**Task inputs**.
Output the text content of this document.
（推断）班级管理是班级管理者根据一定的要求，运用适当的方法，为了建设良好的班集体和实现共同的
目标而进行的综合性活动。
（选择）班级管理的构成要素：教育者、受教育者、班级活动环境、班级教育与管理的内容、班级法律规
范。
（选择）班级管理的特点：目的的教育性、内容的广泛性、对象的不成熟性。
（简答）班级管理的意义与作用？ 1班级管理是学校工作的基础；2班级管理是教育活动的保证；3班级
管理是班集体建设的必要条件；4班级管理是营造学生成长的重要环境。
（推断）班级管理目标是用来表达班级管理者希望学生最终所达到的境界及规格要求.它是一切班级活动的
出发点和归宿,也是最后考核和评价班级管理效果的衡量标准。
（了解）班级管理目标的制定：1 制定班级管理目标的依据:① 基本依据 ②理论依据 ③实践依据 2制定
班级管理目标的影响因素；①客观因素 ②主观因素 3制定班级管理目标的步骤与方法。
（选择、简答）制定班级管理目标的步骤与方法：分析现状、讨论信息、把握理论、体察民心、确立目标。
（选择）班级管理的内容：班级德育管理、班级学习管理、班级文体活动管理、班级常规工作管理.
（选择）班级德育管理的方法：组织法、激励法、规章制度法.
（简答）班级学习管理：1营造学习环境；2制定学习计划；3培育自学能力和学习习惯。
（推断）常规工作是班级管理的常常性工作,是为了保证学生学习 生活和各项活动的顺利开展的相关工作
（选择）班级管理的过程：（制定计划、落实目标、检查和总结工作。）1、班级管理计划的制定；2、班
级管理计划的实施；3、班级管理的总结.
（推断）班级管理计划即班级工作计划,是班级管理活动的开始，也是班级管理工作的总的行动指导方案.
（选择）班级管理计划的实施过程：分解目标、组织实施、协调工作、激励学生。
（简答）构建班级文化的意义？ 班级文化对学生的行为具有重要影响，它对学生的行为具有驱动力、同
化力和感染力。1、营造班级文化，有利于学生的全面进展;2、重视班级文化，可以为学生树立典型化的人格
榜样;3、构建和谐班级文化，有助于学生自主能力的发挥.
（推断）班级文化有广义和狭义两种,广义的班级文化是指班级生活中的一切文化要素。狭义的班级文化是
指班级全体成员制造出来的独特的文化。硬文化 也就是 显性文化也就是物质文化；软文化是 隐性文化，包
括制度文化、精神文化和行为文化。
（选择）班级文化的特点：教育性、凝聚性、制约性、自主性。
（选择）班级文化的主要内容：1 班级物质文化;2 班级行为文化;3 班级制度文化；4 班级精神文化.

**Written problem**. Scan the material above. Copy each line where "班级学习管理" occurs.

**Correct output**.
（选择）班级管理的内容：班级德育管理、班级学习管理、班级文体活动管理、班级常规工作管理.
（简答）班级学习管理：1营造学习环境；2制定学习计划；3培育自学能力和学习习惯。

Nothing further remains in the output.